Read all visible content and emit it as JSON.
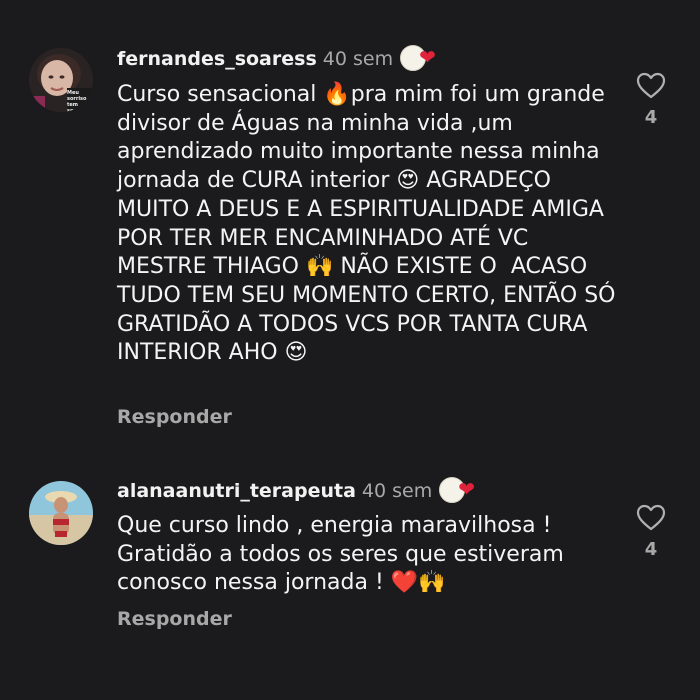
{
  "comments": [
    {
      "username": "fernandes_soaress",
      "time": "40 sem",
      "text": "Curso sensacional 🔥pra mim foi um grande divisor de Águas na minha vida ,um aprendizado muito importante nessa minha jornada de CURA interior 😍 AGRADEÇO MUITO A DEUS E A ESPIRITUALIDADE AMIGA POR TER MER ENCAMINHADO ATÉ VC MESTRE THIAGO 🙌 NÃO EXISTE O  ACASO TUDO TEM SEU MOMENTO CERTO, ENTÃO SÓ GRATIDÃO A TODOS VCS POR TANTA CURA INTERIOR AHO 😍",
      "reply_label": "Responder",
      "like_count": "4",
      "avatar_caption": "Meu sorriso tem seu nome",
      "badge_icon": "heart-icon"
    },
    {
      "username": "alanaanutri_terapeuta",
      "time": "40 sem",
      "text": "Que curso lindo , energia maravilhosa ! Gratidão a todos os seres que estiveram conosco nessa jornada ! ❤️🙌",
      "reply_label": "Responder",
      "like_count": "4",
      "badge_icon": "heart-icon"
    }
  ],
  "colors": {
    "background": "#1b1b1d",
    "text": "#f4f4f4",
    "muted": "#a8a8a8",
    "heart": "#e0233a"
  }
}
------------
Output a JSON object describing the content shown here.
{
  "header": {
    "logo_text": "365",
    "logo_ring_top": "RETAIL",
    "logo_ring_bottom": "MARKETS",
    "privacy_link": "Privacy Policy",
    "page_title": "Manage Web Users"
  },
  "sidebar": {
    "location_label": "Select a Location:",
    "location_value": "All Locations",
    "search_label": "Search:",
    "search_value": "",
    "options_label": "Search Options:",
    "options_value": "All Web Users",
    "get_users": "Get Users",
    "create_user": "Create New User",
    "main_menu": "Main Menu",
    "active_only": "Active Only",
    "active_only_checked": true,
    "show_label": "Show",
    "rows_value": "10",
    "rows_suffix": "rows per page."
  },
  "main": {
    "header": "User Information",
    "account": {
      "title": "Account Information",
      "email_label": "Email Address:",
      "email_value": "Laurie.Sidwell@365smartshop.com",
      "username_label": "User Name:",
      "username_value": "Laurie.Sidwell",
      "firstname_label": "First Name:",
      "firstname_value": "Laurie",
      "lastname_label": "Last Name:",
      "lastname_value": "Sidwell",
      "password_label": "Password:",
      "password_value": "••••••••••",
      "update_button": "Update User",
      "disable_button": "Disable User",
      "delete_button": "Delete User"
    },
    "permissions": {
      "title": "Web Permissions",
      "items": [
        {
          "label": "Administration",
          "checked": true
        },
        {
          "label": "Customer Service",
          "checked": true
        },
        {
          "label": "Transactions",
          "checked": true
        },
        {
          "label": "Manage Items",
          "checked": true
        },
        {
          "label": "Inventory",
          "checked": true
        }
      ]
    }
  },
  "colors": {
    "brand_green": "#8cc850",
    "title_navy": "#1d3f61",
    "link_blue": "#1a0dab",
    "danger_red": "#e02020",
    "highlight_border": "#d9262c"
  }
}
------------
Count how many lines of the material hold the string "nessa". Give the number and nothing more.

The reply :: 2